DATA FOR THIS TASK below:

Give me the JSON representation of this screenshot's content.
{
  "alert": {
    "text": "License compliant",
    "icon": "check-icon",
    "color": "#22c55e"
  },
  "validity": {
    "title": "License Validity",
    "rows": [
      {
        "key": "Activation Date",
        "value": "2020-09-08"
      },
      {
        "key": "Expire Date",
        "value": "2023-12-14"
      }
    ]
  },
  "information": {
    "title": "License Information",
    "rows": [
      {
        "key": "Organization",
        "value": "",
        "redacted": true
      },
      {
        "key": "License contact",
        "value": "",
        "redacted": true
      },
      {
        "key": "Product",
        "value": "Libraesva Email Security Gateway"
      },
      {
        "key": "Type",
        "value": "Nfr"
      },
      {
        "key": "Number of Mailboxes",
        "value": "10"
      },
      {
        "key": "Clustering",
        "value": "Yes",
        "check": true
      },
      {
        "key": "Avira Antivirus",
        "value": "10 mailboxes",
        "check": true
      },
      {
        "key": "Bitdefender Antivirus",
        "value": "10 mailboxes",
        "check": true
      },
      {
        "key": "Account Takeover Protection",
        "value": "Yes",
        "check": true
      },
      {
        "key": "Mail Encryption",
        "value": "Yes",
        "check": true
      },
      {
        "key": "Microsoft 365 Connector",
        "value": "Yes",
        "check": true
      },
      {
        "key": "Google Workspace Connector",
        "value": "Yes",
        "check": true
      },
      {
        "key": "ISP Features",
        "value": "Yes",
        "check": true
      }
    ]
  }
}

End of DATA FOR THIS TASK.

- [WHAT YOU WILL DO]:
Lines holding "title" in the data above: copy each of them.

- [ANSWER BOX]:
    "title": "License Validity",
    "title": "License Information",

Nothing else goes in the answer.